Collected data
--- --- ---

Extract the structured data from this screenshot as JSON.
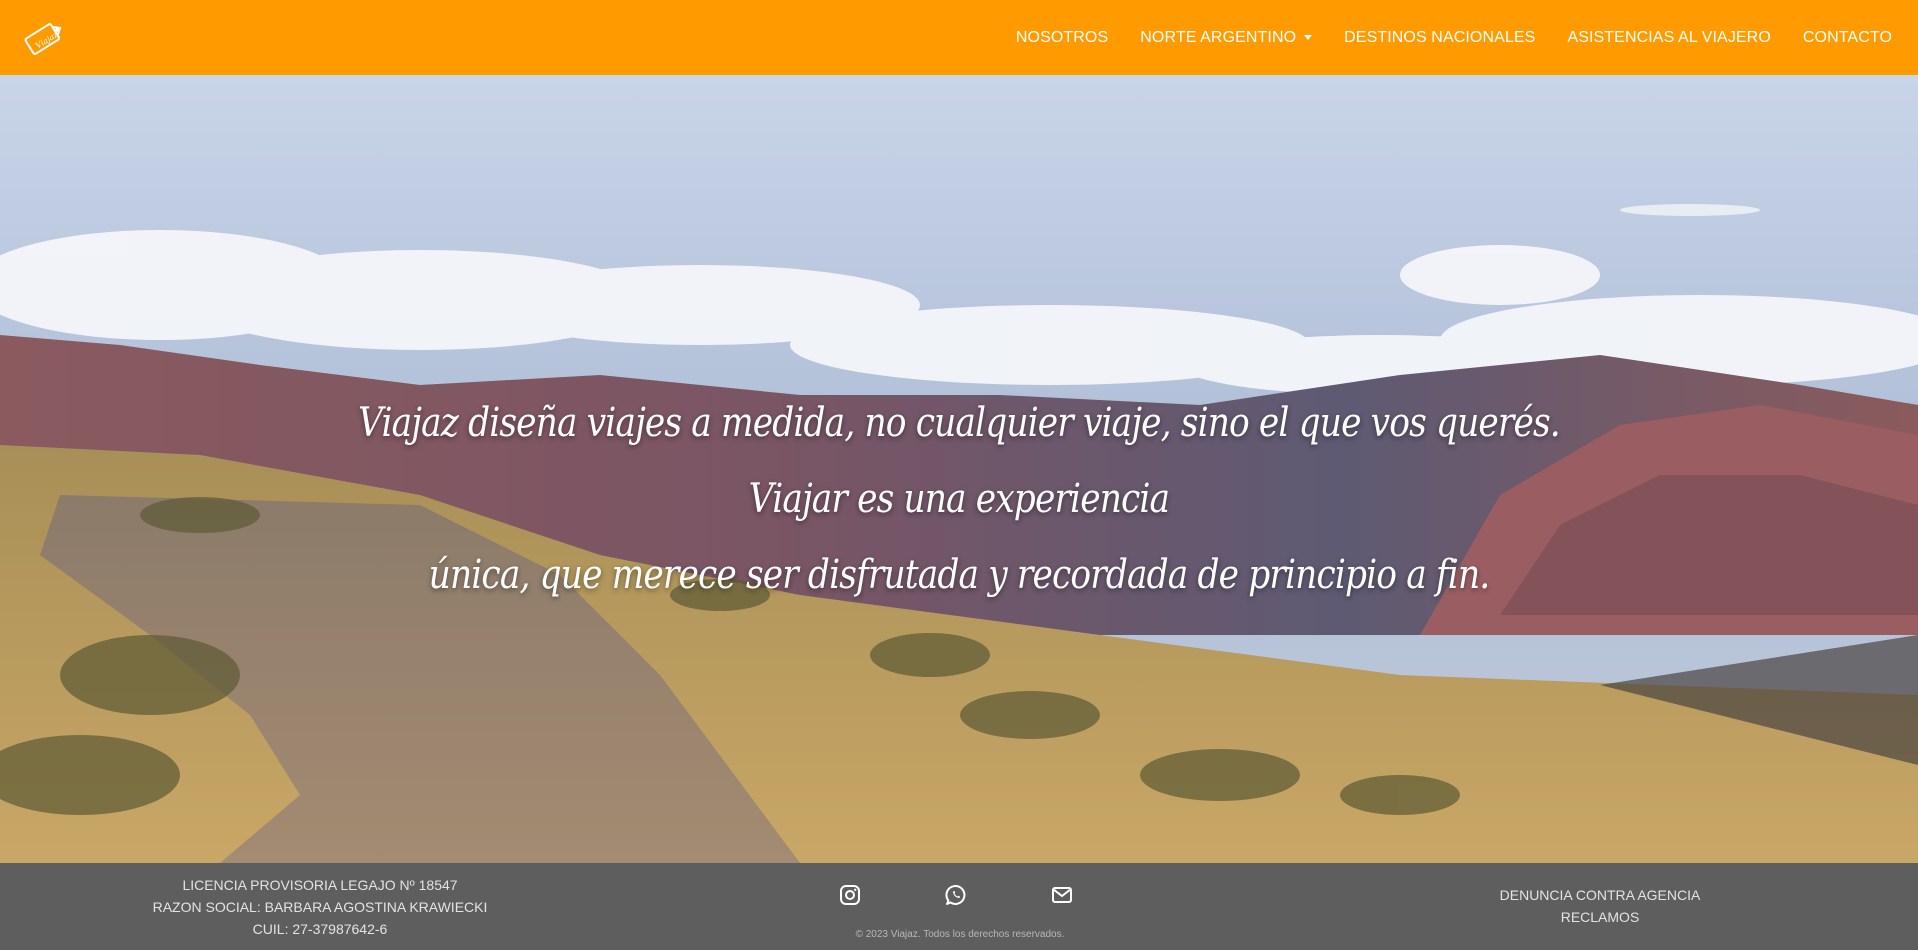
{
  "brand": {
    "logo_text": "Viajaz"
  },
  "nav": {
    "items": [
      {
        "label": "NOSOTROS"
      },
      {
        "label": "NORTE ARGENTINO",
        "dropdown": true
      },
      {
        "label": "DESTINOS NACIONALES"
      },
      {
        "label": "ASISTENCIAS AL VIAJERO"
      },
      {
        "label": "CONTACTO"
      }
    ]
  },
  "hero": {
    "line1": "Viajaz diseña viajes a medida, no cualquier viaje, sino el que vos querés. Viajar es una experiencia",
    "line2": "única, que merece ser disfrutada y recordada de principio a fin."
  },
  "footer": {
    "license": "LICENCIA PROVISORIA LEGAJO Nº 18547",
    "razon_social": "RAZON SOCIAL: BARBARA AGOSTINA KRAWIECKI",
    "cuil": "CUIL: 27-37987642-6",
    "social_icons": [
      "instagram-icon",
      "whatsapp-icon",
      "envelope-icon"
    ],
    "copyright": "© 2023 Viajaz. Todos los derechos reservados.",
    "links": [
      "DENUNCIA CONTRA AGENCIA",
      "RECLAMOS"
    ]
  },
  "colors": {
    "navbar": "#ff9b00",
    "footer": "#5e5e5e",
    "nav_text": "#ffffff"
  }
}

--- --- ---

§ **What is being asked**
Copy every line in the entries above that has the string "Viajaz" in it.

§ **Written reply**
    "logo_text": "Viajaz"
    "line1": "Viajaz diseña viajes a medida, no cualquier viaje, sino el que vos querés. Viajar es una experiencia",
    "copyright": "© 2023 Viajaz. Todos los derechos reservados.",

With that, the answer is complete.